[Stored entries]
####
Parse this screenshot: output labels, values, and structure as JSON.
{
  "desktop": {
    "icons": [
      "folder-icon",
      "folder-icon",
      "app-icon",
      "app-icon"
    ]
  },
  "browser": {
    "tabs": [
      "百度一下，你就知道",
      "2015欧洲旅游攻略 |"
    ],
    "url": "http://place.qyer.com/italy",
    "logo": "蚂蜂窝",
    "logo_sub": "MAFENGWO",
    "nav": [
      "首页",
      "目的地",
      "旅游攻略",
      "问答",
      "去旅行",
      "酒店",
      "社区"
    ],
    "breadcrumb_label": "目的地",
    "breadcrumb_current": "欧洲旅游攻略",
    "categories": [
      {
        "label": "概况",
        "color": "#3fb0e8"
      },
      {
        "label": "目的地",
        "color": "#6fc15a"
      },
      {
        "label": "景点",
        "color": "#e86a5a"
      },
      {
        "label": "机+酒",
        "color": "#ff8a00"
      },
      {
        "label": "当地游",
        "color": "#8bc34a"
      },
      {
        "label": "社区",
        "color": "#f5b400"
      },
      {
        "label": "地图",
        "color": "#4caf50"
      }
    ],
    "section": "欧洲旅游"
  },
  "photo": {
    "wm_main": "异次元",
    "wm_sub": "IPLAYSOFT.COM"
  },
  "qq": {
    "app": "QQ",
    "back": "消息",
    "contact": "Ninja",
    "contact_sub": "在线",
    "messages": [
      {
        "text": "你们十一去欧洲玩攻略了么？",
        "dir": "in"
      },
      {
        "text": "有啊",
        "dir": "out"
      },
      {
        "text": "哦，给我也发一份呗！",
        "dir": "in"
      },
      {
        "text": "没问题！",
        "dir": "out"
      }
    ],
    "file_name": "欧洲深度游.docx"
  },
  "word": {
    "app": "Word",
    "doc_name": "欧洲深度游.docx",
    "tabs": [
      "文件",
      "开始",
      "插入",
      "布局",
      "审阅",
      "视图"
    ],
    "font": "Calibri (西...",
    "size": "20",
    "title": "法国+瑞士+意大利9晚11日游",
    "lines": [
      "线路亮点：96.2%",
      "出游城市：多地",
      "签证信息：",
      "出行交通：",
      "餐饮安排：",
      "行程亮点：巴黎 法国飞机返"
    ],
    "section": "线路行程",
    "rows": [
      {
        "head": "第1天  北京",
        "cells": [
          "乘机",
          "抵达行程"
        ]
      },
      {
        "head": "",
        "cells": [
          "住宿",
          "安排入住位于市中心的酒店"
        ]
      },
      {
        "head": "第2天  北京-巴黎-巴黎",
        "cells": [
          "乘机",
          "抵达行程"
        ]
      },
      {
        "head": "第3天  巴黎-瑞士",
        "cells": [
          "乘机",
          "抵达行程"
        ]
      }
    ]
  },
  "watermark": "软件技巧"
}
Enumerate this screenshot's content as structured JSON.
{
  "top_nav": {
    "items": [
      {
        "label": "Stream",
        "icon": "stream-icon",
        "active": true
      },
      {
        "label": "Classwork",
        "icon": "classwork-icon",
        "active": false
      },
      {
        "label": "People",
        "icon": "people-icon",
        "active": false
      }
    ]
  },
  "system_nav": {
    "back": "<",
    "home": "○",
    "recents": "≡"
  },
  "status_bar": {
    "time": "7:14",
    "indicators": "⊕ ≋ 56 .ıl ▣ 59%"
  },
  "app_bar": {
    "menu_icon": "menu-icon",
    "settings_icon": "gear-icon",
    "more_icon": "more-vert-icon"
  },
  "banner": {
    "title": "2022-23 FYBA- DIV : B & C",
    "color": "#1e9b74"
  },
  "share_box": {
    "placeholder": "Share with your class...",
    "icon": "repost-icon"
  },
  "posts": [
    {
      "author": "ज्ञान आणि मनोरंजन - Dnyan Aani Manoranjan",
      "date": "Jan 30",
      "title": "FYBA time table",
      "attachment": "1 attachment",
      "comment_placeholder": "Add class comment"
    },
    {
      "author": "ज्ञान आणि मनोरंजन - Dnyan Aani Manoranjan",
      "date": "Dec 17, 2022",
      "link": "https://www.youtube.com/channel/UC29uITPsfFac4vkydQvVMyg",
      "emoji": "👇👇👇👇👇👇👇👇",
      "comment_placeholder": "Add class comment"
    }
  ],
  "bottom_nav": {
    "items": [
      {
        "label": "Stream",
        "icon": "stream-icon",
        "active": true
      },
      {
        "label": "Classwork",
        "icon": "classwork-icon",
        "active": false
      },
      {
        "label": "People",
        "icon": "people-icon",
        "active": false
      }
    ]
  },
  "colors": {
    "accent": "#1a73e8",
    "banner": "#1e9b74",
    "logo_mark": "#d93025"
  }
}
####
Output the entries verbatim.

Parse this screenshot: output labels, values, and structure as JSON.
{
  "desktop": {
    "icons": [
      "folder-icon",
      "folder-icon",
      "app-icon",
      "app-icon"
    ]
  },
  "browser": {
    "tabs": [
      "百度一下，你就知道",
      "2015欧洲旅游攻略 |"
    ],
    "url": "http://place.qyer.com/italy",
    "logo": "蚂蜂窝",
    "logo_sub": "MAFENGWO",
    "nav": [
      "首页",
      "目的地",
      "旅游攻略",
      "问答",
      "去旅行",
      "酒店",
      "社区"
    ],
    "breadcrumb_label": "目的地",
    "breadcrumb_current": "欧洲旅游攻略",
    "categories": [
      {
        "label": "概况",
        "color": "#3fb0e8"
      },
      {
        "label": "目的地",
        "color": "#6fc15a"
      },
      {
        "label": "景点",
        "color": "#e86a5a"
      },
      {
        "label": "机+酒",
        "color": "#ff8a00"
      },
      {
        "label": "当地游",
        "color": "#8bc34a"
      },
      {
        "label": "社区",
        "color": "#f5b400"
      },
      {
        "label": "地图",
        "color": "#4caf50"
      }
    ],
    "section": "欧洲旅游"
  },
  "photo": {
    "wm_main": "异次元",
    "wm_sub": "IPLAYSOFT.COM"
  },
  "qq": {
    "app": "QQ",
    "back": "消息",
    "contact": "Ninja",
    "contact_sub": "在线",
    "messages": [
      {
        "text": "你们十一去欧洲玩攻略了么？",
        "dir": "in"
      },
      {
        "text": "有啊",
        "dir": "out"
      },
      {
        "text": "哦，给我也发一份呗！",
        "dir": "in"
      },
      {
        "text": "没问题！",
        "dir": "out"
      }
    ],
    "file_name": "欧洲深度游.docx"
  },
  "word": {
    "app": "Word",
    "doc_name": "欧洲深度游.docx",
    "tabs": [
      "文件",
      "开始",
      "插入",
      "布局",
      "审阅",
      "视图"
    ],
    "font": "Calibri (西...",
    "size": "20",
    "title": "法国+瑞士+意大利9晚11日游",
    "lines": [
      "线路亮点：96.2%",
      "出游城市：多地",
      "签证信息：",
      "出行交通：",
      "餐饮安排：",
      "行程亮点：巴黎 法国飞机返"
    ],
    "section": "线路行程",
    "rows": [
      {
        "head": "第1天  北京",
        "cells": [
          "乘机",
          "抵达行程"
        ]
      },
      {
        "head": "",
        "cells": [
          "住宿",
          "安排入住位于市中心的酒店"
        ]
      },
      {
        "head": "第2天  北京-巴黎-巴黎",
        "cells": [
          "乘机",
          "抵达行程"
        ]
      },
      {
        "head": "第3天  巴黎-瑞士",
        "cells": [
          "乘机",
          "抵达行程"
        ]
      }
    ]
  },
  "watermark": "软件技巧"
}
Enumerate this screenshot's content as structured JSON.
{
  "top_nav": {
    "items": [
      {
        "label": "Stream",
        "icon": "stream-icon",
        "active": true
      },
      {
        "label": "Classwork",
        "icon": "classwork-icon",
        "active": false
      },
      {
        "label": "People",
        "icon": "people-icon",
        "active": false
      }
    ]
  },
  "system_nav": {
    "back": "<",
    "home": "○",
    "recents": "≡"
  },
  "status_bar": {
    "time": "7:14",
    "indicators": "⊕ ≋ 56 .ıl ▣ 59%"
  },
  "app_bar": {
    "menu_icon": "menu-icon",
    "settings_icon": "gear-icon",
    "more_icon": "more-vert-icon"
  },
  "banner": {
    "title": "2022-23 FYBA- DIV : B & C",
    "color": "#1e9b74"
  },
  "share_box": {
    "placeholder": "Share with your class...",
    "icon": "repost-icon"
  },
  "posts": [
    {
      "author": "ज्ञान आणि मनोरंजन - Dnyan Aani Manoranjan",
      "date": "Jan 30",
      "title": "FYBA time table",
      "attachment": "1 attachment",
      "comment_placeholder": "Add class comment"
    },
    {
      "author": "ज्ञान आणि मनोरंजन - Dnyan Aani Manoranjan",
      "date": "Dec 17, 2022",
      "link": "https://www.youtube.com/channel/UC29uITPsfFac4vkydQvVMyg",
      "emoji": "👇👇👇👇👇👇👇👇",
      "comment_placeholder": "Add class comment"
    }
  ],
  "bottom_nav": {
    "items": [
      {
        "label": "Stream",
        "icon": "stream-icon",
        "active": true
      },
      {
        "label": "Classwork",
        "icon": "classwork-icon",
        "active": false
      },
      {
        "label": "People",
        "icon": "people-icon",
        "active": false
      }
    ]
  },
  "colors": {
    "accent": "#1a73e8",
    "banner": "#1e9b74",
    "logo_mark": "#d93025"
  }
}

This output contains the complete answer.